▶ DATA IN THIS EXERCISE:
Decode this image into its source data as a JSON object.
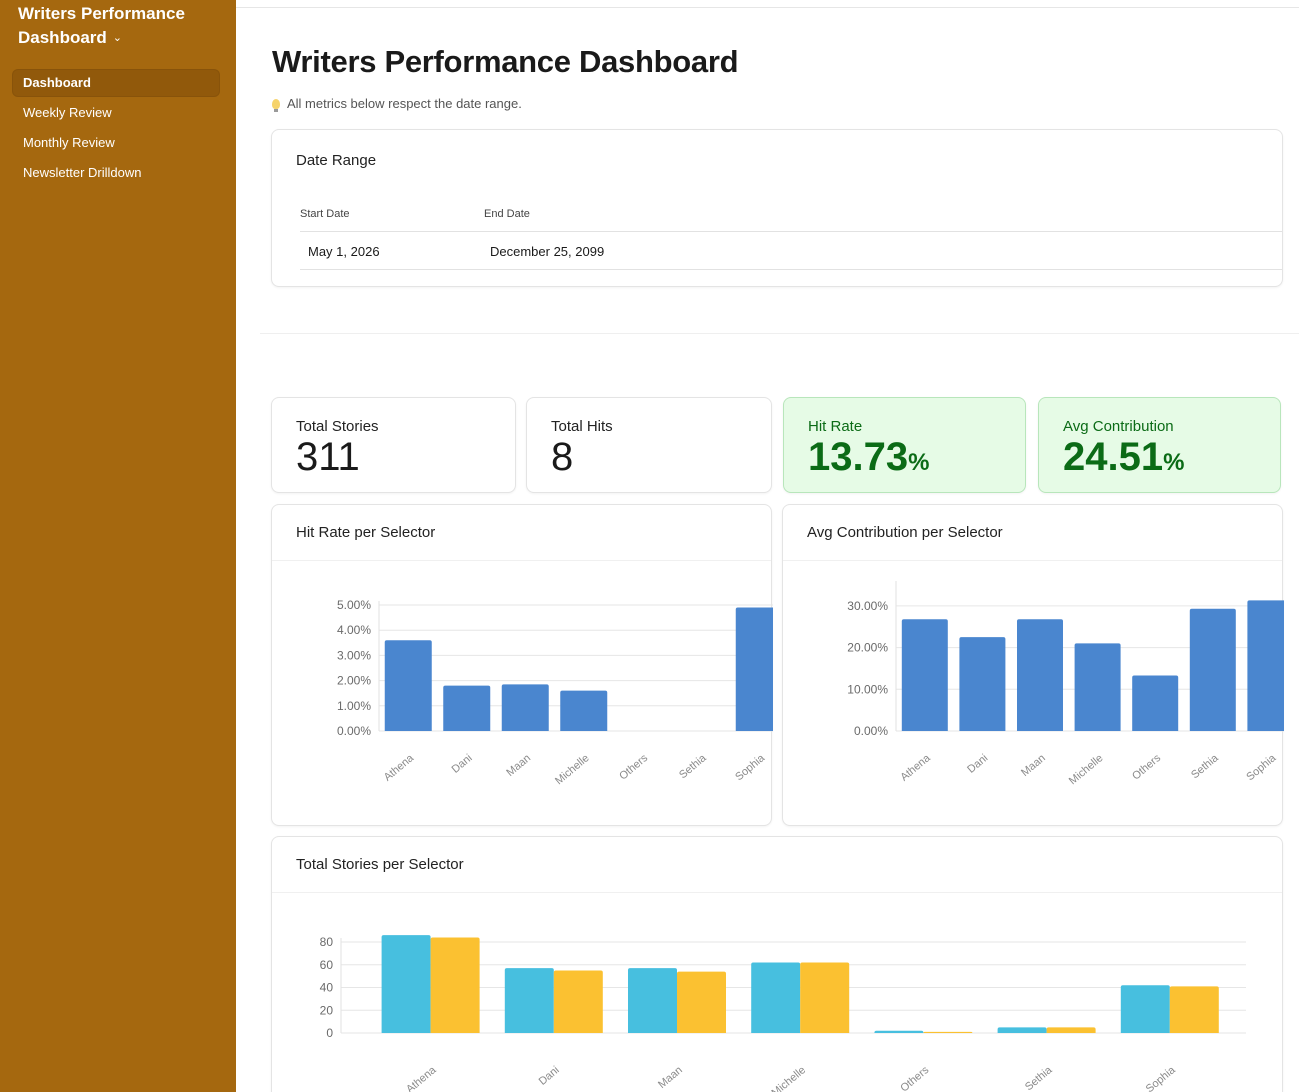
{
  "sidebar": {
    "app_title": "Writers Performance Dashboard",
    "items": [
      {
        "label": "Dashboard",
        "active": true
      },
      {
        "label": "Weekly Review",
        "active": false
      },
      {
        "label": "Monthly Review",
        "active": false
      },
      {
        "label": "Newsletter Drilldown",
        "active": false
      }
    ]
  },
  "header": {
    "title": "Writers Performance Dashboard",
    "note": "All metrics below respect the date range.",
    "note_icon": "lightbulb-icon"
  },
  "date_range": {
    "title": "Date Range",
    "start_label": "Start Date",
    "end_label": "End Date",
    "start_value": "May 1, 2026",
    "end_value": "December 25, 2099"
  },
  "kpis": {
    "total_stories": {
      "label": "Total Stories",
      "value": "311"
    },
    "total_hits": {
      "label": "Total Hits",
      "value": "8"
    },
    "hit_rate": {
      "label": "Hit Rate",
      "value": "13.73",
      "unit": "%"
    },
    "avg_contribution": {
      "label": "Avg Contribution",
      "value": "24.51",
      "unit": "%"
    }
  },
  "colors": {
    "sidebar": "#a5680f",
    "bar_blue": "#4a86cf",
    "bar_cyan": "#47bfdf",
    "bar_yellow": "#fbc131",
    "kpi_green_bg": "#e6fbe6",
    "kpi_green_text": "#0b6b16"
  },
  "chart_data": [
    {
      "type": "bar",
      "title": "Hit Rate per Selector",
      "categories": [
        "Athena",
        "Dani",
        "Maan",
        "Michelle",
        "Others",
        "Sethia",
        "Sophia"
      ],
      "values": [
        3.6,
        1.8,
        1.85,
        1.6,
        0,
        0,
        4.9
      ],
      "ylim": [
        0,
        5
      ],
      "yticks": [
        0,
        1,
        2,
        3,
        4,
        5
      ],
      "ytick_labels": [
        "0.00%",
        "1.00%",
        "2.00%",
        "3.00%",
        "4.00%",
        "5.00%"
      ],
      "grid": true
    },
    {
      "type": "bar",
      "title": "Avg Contribution per Selector",
      "categories": [
        "Athena",
        "Dani",
        "Maan",
        "Michelle",
        "Others",
        "Sethia",
        "Sophia"
      ],
      "values": [
        26.8,
        22.5,
        26.8,
        21,
        13.3,
        29.3,
        31.3
      ],
      "ylim": [
        0,
        35
      ],
      "yticks": [
        0,
        10,
        20,
        30
      ],
      "ytick_labels": [
        "0.00%",
        "10.00%",
        "20.00%",
        "30.00%"
      ],
      "grid": true
    },
    {
      "type": "bar",
      "title": "Total Stories per Selector",
      "categories": [
        "Athena",
        "Dani",
        "Maan",
        "Michelle",
        "Others",
        "Sethia",
        "Sophia"
      ],
      "series": [
        {
          "values": [
            86,
            57,
            57,
            62,
            2,
            5,
            42
          ]
        },
        {
          "values": [
            84,
            55,
            54,
            62,
            1,
            5,
            41
          ]
        }
      ],
      "ylim": [
        0,
        80
      ],
      "yticks": [
        0,
        20,
        40,
        60,
        80
      ],
      "ytick_labels": [
        "0",
        "20",
        "40",
        "60",
        "80"
      ],
      "grid": true
    }
  ]
}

▶ WHAT IS EXPECTED: Take the records above and transcribe them exactly, dropping every picture.

▶ FINAL RESULT:
Decode this image into its source data as a JSON object.
{
  "sidebar": {
    "app_title": "Writers Performance Dashboard",
    "items": [
      {
        "label": "Dashboard",
        "active": true
      },
      {
        "label": "Weekly Review",
        "active": false
      },
      {
        "label": "Monthly Review",
        "active": false
      },
      {
        "label": "Newsletter Drilldown",
        "active": false
      }
    ]
  },
  "header": {
    "title": "Writers Performance Dashboard",
    "note": "All metrics below respect the date range.",
    "note_icon": "lightbulb-icon"
  },
  "date_range": {
    "title": "Date Range",
    "start_label": "Start Date",
    "end_label": "End Date",
    "start_value": "May 1, 2026",
    "end_value": "December 25, 2099"
  },
  "kpis": {
    "total_stories": {
      "label": "Total Stories",
      "value": "311"
    },
    "total_hits": {
      "label": "Total Hits",
      "value": "8"
    },
    "hit_rate": {
      "label": "Hit Rate",
      "value": "13.73",
      "unit": "%"
    },
    "avg_contribution": {
      "label": "Avg Contribution",
      "value": "24.51",
      "unit": "%"
    }
  },
  "colors": {
    "sidebar": "#a5680f",
    "bar_blue": "#4a86cf",
    "bar_cyan": "#47bfdf",
    "bar_yellow": "#fbc131",
    "kpi_green_bg": "#e6fbe6",
    "kpi_green_text": "#0b6b16"
  },
  "chart_data": [
    {
      "type": "bar",
      "title": "Hit Rate per Selector",
      "categories": [
        "Athena",
        "Dani",
        "Maan",
        "Michelle",
        "Others",
        "Sethia",
        "Sophia"
      ],
      "values": [
        3.6,
        1.8,
        1.85,
        1.6,
        0,
        0,
        4.9
      ],
      "ylim": [
        0,
        5
      ],
      "yticks": [
        0,
        1,
        2,
        3,
        4,
        5
      ],
      "ytick_labels": [
        "0.00%",
        "1.00%",
        "2.00%",
        "3.00%",
        "4.00%",
        "5.00%"
      ],
      "grid": true
    },
    {
      "type": "bar",
      "title": "Avg Contribution per Selector",
      "categories": [
        "Athena",
        "Dani",
        "Maan",
        "Michelle",
        "Others",
        "Sethia",
        "Sophia"
      ],
      "values": [
        26.8,
        22.5,
        26.8,
        21,
        13.3,
        29.3,
        31.3
      ],
      "ylim": [
        0,
        35
      ],
      "yticks": [
        0,
        10,
        20,
        30
      ],
      "ytick_labels": [
        "0.00%",
        "10.00%",
        "20.00%",
        "30.00%"
      ],
      "grid": true
    },
    {
      "type": "bar",
      "title": "Total Stories per Selector",
      "categories": [
        "Athena",
        "Dani",
        "Maan",
        "Michelle",
        "Others",
        "Sethia",
        "Sophia"
      ],
      "series": [
        {
          "values": [
            86,
            57,
            57,
            62,
            2,
            5,
            42
          ]
        },
        {
          "values": [
            84,
            55,
            54,
            62,
            1,
            5,
            41
          ]
        }
      ],
      "ylim": [
        0,
        80
      ],
      "yticks": [
        0,
        20,
        40,
        60,
        80
      ],
      "ytick_labels": [
        "0",
        "20",
        "40",
        "60",
        "80"
      ],
      "grid": true
    }
  ]
}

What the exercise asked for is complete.